====== Data extract
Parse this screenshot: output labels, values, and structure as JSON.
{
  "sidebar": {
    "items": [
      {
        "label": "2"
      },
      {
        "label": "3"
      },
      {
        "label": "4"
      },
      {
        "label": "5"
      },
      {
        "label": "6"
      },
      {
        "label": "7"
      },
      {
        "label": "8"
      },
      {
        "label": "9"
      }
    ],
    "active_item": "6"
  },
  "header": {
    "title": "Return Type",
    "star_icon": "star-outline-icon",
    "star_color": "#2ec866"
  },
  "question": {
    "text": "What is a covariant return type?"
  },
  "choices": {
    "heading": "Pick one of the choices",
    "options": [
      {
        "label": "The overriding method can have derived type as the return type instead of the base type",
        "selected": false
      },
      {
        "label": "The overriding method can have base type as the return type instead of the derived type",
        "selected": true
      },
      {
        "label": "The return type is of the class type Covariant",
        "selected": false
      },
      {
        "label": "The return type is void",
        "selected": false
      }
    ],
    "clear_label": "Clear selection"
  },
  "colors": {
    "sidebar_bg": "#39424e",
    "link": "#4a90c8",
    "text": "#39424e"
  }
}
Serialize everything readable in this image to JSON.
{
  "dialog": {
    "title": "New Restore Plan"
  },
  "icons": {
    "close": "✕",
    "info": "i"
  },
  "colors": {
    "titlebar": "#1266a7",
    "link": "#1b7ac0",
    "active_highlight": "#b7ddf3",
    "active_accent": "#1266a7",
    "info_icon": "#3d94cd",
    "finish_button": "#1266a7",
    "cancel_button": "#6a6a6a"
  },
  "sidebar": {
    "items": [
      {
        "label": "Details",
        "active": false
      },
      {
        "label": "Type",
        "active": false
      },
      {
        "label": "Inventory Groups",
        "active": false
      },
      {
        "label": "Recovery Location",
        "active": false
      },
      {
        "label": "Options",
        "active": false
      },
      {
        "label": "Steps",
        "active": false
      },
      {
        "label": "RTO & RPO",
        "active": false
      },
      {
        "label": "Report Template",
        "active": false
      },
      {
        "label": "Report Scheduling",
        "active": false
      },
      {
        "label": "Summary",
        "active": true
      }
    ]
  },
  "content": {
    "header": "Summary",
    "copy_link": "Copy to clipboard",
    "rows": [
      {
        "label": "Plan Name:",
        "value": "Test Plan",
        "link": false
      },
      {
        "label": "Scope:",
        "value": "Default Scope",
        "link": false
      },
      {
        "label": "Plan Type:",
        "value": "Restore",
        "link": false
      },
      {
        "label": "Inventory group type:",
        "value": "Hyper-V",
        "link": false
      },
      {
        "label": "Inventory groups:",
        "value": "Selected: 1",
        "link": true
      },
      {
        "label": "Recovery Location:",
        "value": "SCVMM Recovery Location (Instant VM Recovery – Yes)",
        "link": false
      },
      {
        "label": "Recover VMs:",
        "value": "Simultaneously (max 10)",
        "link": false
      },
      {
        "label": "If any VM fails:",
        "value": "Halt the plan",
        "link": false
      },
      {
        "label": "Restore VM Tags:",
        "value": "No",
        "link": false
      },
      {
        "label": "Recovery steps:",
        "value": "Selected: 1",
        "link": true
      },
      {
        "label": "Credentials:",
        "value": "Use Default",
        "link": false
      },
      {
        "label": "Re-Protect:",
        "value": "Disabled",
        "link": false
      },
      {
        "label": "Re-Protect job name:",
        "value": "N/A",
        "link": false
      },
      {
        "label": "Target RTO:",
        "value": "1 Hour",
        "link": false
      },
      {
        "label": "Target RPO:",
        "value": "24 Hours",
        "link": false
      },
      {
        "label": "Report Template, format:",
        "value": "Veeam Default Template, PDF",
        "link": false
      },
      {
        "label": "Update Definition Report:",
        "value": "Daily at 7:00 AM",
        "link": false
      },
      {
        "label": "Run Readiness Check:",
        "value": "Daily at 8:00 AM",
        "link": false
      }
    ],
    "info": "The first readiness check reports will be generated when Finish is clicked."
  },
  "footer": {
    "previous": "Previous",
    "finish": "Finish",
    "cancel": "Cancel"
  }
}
============
• _What is expected_
Search the listing for the word "choices". Copy every line in which it occurs.

• _Full solution_
  "choices": {
    "heading": "Pick one of the choices",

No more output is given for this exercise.